◆ Stored items
>> start

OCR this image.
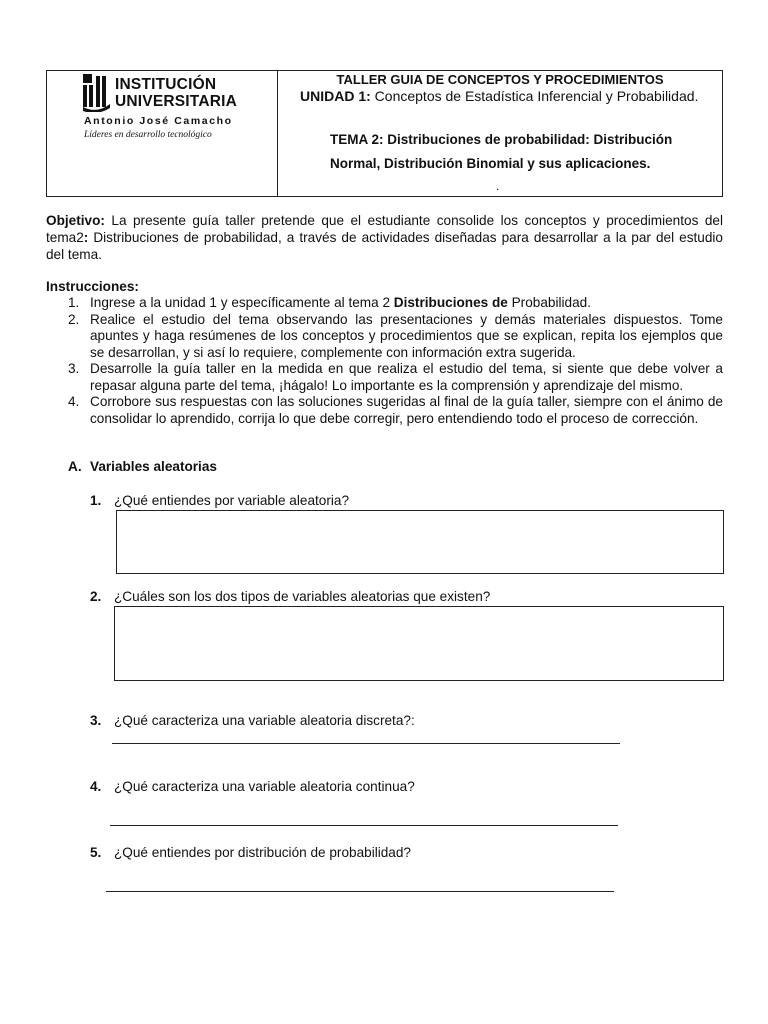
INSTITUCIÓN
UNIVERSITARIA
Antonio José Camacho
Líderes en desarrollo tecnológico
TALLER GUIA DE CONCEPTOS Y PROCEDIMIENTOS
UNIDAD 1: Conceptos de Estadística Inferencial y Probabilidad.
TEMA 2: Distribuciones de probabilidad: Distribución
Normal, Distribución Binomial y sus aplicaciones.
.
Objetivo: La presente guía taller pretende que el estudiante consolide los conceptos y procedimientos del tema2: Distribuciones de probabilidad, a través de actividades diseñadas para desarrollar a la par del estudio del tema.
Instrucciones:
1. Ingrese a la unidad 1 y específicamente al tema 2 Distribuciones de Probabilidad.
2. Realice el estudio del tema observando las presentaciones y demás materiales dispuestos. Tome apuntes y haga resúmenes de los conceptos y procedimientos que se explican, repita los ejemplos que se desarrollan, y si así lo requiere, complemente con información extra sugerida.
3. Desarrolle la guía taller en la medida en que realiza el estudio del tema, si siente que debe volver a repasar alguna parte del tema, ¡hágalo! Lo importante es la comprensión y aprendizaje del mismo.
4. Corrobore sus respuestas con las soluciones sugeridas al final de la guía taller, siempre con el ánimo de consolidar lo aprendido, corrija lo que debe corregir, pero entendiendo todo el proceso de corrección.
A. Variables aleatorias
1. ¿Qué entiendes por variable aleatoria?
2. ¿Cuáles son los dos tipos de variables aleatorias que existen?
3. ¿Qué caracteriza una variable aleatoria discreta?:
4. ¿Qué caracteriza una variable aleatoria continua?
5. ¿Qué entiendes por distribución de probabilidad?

>> end
>> start

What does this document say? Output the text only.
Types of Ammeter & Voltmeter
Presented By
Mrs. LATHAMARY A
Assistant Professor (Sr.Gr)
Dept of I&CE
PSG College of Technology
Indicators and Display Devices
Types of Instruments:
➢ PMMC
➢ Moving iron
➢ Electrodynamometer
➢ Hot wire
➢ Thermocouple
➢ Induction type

>> end
>> start

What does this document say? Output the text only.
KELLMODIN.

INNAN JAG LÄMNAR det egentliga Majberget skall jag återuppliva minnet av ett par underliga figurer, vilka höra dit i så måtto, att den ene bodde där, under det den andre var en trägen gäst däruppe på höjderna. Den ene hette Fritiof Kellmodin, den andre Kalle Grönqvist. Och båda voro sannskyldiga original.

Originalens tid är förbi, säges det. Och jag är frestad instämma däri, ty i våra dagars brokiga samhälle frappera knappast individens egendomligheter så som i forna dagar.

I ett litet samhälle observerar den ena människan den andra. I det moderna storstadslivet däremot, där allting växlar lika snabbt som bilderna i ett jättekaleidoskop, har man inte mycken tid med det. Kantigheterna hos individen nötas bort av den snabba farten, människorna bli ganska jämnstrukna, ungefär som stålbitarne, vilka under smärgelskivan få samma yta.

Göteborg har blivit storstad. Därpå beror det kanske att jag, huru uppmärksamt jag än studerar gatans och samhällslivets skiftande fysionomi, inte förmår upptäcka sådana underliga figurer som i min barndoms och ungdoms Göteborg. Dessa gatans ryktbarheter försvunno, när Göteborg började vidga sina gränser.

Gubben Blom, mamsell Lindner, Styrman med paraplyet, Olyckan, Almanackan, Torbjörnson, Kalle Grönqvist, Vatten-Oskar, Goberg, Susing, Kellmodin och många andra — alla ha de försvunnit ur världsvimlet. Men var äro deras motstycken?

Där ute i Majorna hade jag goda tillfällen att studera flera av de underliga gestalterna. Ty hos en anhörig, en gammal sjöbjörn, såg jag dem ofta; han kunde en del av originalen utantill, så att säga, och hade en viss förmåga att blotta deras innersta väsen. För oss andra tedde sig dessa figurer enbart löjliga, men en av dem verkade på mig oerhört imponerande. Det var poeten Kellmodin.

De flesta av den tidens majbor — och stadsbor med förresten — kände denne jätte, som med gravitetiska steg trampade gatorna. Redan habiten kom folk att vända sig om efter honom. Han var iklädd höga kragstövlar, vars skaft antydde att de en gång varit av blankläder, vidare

>> end

◆ WHAT YOU HAVE TO DO
Using the records above, list each line that includes "Grönqvist".

◆ TASK RESPONSE
INNAN JAG LÄMNAR det egentliga Majberget skall jag återuppliva minnet av ett par underliga figurer, vilka höra dit i så måtto, att den ene bodde där, under det den andre var en trägen gäst däruppe på höjderna. Den ene hette Fritiof Kellmodin, den andre Kalle Grönqvist. Och båda voro sannskyldiga original.
Gubben Blom, mamsell Lindner, Styrman med paraplyet, Olyckan, Almanackan, Torbjörnson, Kalle Grönqvist, Vatten-Oskar, Goberg, Susing, Kellmodin och många andra — alla ha de försvunnit ur världsvimlet. Men var äro deras motstycken?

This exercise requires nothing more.